**PROBLEM DESCRIPTION**
Provide an exact transcription of all the records.

**DATA SUPPLIED**
══════════

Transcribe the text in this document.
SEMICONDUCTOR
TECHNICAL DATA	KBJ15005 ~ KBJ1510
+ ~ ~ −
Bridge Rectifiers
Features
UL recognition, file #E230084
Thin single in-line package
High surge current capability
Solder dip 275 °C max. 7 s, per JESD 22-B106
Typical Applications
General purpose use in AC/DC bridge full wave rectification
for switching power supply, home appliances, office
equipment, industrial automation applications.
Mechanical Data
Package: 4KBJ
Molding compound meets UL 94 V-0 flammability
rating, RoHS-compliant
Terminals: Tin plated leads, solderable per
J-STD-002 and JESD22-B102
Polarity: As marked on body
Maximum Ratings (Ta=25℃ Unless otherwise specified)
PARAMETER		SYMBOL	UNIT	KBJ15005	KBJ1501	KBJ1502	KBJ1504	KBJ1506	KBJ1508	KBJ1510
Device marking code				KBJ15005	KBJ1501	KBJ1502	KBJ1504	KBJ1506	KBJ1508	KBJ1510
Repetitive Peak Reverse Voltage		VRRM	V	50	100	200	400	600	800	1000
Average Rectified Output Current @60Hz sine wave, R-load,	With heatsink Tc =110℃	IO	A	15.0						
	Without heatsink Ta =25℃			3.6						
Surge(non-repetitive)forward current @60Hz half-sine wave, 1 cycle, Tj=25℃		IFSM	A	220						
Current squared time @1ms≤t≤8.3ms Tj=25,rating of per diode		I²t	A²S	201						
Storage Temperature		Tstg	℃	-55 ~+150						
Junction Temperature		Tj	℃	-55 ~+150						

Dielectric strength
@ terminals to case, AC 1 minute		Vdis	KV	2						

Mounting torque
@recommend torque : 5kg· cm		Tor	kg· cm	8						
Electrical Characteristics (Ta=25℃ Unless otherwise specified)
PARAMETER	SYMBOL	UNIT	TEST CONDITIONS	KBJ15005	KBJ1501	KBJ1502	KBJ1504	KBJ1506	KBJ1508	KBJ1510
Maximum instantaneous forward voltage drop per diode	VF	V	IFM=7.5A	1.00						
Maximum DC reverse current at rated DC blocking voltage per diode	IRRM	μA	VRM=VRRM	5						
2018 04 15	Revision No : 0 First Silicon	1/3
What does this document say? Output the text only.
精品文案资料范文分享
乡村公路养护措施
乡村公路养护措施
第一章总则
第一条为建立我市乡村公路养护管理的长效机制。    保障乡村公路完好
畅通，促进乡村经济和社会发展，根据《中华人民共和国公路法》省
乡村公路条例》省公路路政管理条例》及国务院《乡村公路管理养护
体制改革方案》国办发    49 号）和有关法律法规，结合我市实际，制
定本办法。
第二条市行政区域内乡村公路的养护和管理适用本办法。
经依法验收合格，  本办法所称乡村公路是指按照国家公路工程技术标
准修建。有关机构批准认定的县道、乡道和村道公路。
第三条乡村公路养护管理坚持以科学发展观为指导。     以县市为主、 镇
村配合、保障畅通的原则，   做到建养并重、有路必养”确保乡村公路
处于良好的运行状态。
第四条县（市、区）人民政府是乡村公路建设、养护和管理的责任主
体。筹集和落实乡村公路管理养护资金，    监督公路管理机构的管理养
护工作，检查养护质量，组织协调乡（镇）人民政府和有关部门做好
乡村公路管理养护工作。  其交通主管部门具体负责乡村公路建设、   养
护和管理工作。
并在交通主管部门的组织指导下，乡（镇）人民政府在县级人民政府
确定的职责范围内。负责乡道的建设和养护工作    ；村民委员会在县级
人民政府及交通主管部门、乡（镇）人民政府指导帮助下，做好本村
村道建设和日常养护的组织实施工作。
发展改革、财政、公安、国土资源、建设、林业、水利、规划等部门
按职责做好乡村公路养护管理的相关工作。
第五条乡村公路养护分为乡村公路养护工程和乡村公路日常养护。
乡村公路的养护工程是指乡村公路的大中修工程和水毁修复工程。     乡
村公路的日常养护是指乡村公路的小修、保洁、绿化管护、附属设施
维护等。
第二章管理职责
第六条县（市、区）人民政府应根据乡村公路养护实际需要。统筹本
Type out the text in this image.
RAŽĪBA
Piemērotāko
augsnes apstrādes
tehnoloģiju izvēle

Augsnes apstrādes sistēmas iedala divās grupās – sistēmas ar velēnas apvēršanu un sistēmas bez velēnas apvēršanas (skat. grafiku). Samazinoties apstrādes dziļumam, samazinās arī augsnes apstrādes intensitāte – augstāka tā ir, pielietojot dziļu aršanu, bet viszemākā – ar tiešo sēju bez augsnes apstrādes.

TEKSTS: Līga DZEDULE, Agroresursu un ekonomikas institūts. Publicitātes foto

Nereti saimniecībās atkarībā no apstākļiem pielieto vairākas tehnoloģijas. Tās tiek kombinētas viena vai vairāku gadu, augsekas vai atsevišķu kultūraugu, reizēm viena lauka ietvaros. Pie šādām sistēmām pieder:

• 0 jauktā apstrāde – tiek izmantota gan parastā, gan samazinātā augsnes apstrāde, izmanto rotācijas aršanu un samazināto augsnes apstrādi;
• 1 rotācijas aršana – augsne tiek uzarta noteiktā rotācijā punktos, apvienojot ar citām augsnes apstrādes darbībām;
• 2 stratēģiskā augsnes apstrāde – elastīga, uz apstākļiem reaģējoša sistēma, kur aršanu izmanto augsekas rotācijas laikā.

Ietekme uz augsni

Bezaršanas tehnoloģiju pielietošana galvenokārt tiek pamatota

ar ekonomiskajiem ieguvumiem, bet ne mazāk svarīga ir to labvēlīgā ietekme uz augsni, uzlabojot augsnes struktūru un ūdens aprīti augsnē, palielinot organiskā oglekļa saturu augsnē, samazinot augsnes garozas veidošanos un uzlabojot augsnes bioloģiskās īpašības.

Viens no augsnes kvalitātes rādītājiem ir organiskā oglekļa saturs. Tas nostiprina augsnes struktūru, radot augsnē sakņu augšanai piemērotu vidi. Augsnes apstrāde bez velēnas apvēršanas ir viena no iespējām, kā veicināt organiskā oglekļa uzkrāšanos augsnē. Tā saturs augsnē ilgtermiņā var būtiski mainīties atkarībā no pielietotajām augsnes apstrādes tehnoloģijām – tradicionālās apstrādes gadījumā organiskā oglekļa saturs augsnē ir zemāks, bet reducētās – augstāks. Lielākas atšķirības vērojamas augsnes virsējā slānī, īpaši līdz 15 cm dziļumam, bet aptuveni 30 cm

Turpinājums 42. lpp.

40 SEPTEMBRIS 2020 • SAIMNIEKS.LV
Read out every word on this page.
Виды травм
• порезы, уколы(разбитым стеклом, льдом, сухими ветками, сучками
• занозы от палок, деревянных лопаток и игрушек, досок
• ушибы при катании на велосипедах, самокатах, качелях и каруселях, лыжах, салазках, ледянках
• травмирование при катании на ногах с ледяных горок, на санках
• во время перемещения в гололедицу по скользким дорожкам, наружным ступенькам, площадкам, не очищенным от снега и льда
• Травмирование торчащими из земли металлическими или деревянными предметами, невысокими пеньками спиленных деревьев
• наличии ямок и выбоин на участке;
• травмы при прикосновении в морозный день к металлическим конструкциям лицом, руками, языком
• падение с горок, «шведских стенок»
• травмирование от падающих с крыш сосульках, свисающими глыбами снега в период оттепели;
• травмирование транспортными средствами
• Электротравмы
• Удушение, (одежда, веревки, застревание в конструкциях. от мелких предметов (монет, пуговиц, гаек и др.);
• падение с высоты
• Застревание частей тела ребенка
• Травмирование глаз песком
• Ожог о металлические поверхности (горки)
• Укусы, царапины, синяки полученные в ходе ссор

══════════

**SOLUTION TO THE EXERCISE**
Transcribe the text in this document.
SEMICONDUCTOR
TECHNICAL DATA	KBJ15005 ~ KBJ1510
+ ~ ~ −
Bridge Rectifiers
Features
UL recognition, file #E230084
Thin single in-line package
High surge current capability
Solder dip 275 °C max. 7 s, per JESD 22-B106
Typical Applications
General purpose use in AC/DC bridge full wave rectification
for switching power supply, home appliances, office
equipment, industrial automation applications.
Mechanical Data
Package: 4KBJ
Molding compound meets UL 94 V-0 flammability
rating, RoHS-compliant
Terminals: Tin plated leads, solderable per
J-STD-002 and JESD22-B102
Polarity: As marked on body
Maximum Ratings (Ta=25℃ Unless otherwise specified)
PARAMETER		SYMBOL	UNIT	KBJ15005	KBJ1501	KBJ1502	KBJ1504	KBJ1506	KBJ1508	KBJ1510
Device marking code				KBJ15005	KBJ1501	KBJ1502	KBJ1504	KBJ1506	KBJ1508	KBJ1510
Repetitive Peak Reverse Voltage		VRRM	V	50	100	200	400	600	800	1000
Average Rectified Output Current @60Hz sine wave, R-load,	With heatsink Tc =110℃	IO	A	15.0						
	Without heatsink Ta =25℃			3.6						
Surge(non-repetitive)forward current @60Hz half-sine wave, 1 cycle, Tj=25℃		IFSM	A	220						
Current squared time @1ms≤t≤8.3ms Tj=25,rating of per diode		I²t	A²S	201						
Storage Temperature		Tstg	℃	-55 ~+150						
Junction Temperature		Tj	℃	-55 ~+150						

Dielectric strength
@ terminals to case, AC 1 minute		Vdis	KV	2						

Mounting torque
@recommend torque : 5kg· cm		Tor	kg· cm	8						
Electrical Characteristics (Ta=25℃ Unless otherwise specified)
PARAMETER	SYMBOL	UNIT	TEST CONDITIONS	KBJ15005	KBJ1501	KBJ1502	KBJ1504	KBJ1506	KBJ1508	KBJ1510
Maximum instantaneous forward voltage drop per diode	VF	V	IFM=7.5A	1.00						
Maximum DC reverse current at rated DC blocking voltage per diode	IRRM	μA	VRM=VRRM	5						
2018 04 15	Revision No : 0 First Silicon	1/3
What does this document say? Output the text only.
精品文案资料范文分享
乡村公路养护措施
乡村公路养护措施
第一章总则
第一条为建立我市乡村公路养护管理的长效机制。    保障乡村公路完好
畅通，促进乡村经济和社会发展，根据《中华人民共和国公路法》省
乡村公路条例》省公路路政管理条例》及国务院《乡村公路管理养护
体制改革方案》国办发    49 号）和有关法律法规，结合我市实际，制
定本办法。
第二条市行政区域内乡村公路的养护和管理适用本办法。
经依法验收合格，  本办法所称乡村公路是指按照国家公路工程技术标
准修建。有关机构批准认定的县道、乡道和村道公路。
第三条乡村公路养护管理坚持以科学发展观为指导。     以县市为主、 镇
村配合、保障畅通的原则，   做到建养并重、有路必养”确保乡村公路
处于良好的运行状态。
第四条县（市、区）人民政府是乡村公路建设、养护和管理的责任主
体。筹集和落实乡村公路管理养护资金，    监督公路管理机构的管理养
护工作，检查养护质量，组织协调乡（镇）人民政府和有关部门做好
乡村公路管理养护工作。  其交通主管部门具体负责乡村公路建设、   养
护和管理工作。
并在交通主管部门的组织指导下，乡（镇）人民政府在县级人民政府
确定的职责范围内。负责乡道的建设和养护工作    ；村民委员会在县级
人民政府及交通主管部门、乡（镇）人民政府指导帮助下，做好本村
村道建设和日常养护的组织实施工作。
发展改革、财政、公安、国土资源、建设、林业、水利、规划等部门
按职责做好乡村公路养护管理的相关工作。
第五条乡村公路养护分为乡村公路养护工程和乡村公路日常养护。
乡村公路的养护工程是指乡村公路的大中修工程和水毁修复工程。     乡
村公路的日常养护是指乡村公路的小修、保洁、绿化管护、附属设施
维护等。
第二章管理职责
第六条县（市、区）人民政府应根据乡村公路养护实际需要。统筹本
Type out the text in this image.
RAŽĪBA
Piemērotāko
augsnes apstrādes
tehnoloģiju izvēle

Augsnes apstrādes sistēmas iedala divās grupās – sistēmas ar velēnas apvēršanu un sistēmas bez velēnas apvēršanas (skat. grafiku). Samazinoties apstrādes dziļumam, samazinās arī augsnes apstrādes intensitāte – augstāka tā ir, pielietojot dziļu aršanu, bet viszemākā – ar tiešo sēju bez augsnes apstrādes.

TEKSTS: Līga DZEDULE, Agroresursu un ekonomikas institūts. Publicitātes foto

Nereti saimniecībās atkarībā no apstākļiem pielieto vairākas tehnoloģijas. Tās tiek kombinētas viena vai vairāku gadu, augsekas vai atsevišķu kultūraugu, reizēm viena lauka ietvaros. Pie šādām sistēmām pieder:

• 0 jauktā apstrāde – tiek izmantota gan parastā, gan samazinātā augsnes apstrāde, izmanto rotācijas aršanu un samazināto augsnes apstrādi;
• 1 rotācijas aršana – augsne tiek uzarta noteiktā rotācijā punktos, apvienojot ar citām augsnes apstrādes darbībām;
• 2 stratēģiskā augsnes apstrāde – elastīga, uz apstākļiem reaģējoša sistēma, kur aršanu izmanto augsekas rotācijas laikā.

Ietekme uz augsni

Bezaršanas tehnoloģiju pielietošana galvenokārt tiek pamatota

ar ekonomiskajiem ieguvumiem, bet ne mazāk svarīga ir to labvēlīgā ietekme uz augsni, uzlabojot augsnes struktūru un ūdens aprīti augsnē, palielinot organiskā oglekļa saturu augsnē, samazinot augsnes garozas veidošanos un uzlabojot augsnes bioloģiskās īpašības.

Viens no augsnes kvalitātes rādītājiem ir organiskā oglekļa saturs. Tas nostiprina augsnes struktūru, radot augsnē sakņu augšanai piemērotu vidi. Augsnes apstrāde bez velēnas apvēršanas ir viena no iespējām, kā veicināt organiskā oglekļa uzkrāšanos augsnē. Tā saturs augsnē ilgtermiņā var būtiski mainīties atkarībā no pielietotajām augsnes apstrādes tehnoloģijām – tradicionālās apstrādes gadījumā organiskā oglekļa saturs augsnē ir zemāks, bet reducētās – augstāks. Lielākas atšķirības vērojamas augsnes virsējā slānī, īpaši līdz 15 cm dziļumam, bet aptuveni 30 cm

Turpinājums 42. lpp.

40 SEPTEMBRIS 2020 • SAIMNIEKS.LV
Read out every word on this page.
Виды травм
• порезы, уколы(разбитым стеклом, льдом, сухими ветками, сучками
• занозы от палок, деревянных лопаток и игрушек, досок
• ушибы при катании на велосипедах, самокатах, качелях и каруселях, лыжах, салазках, ледянках
• травмирование при катании на ногах с ледяных горок, на санках
• во время перемещения в гололедицу по скользким дорожкам, наружным ступенькам, площадкам, не очищенным от снега и льда
• Травмирование торчащими из земли металлическими или деревянными предметами, невысокими пеньками спиленных деревьев
• наличии ямок и выбоин на участке;
• травмы при прикосновении в морозный день к металлическим конструкциям лицом, руками, языком
• падение с горок, «шведских стенок»
• травмирование от падающих с крыш сосульках, свисающими глыбами снега в период оттепели;
• травмирование транспортными средствами
• Электротравмы
• Удушение, (одежда, веревки, застревание в конструкциях. от мелких предметов (монет, пуговиц, гаек и др.);
• падение с высоты
• Застревание частей тела ребенка
• Травмирование глаз песком
• Ожог о металлические поверхности (горки)
• Укусы, царапины, синяки полученные в ходе ссор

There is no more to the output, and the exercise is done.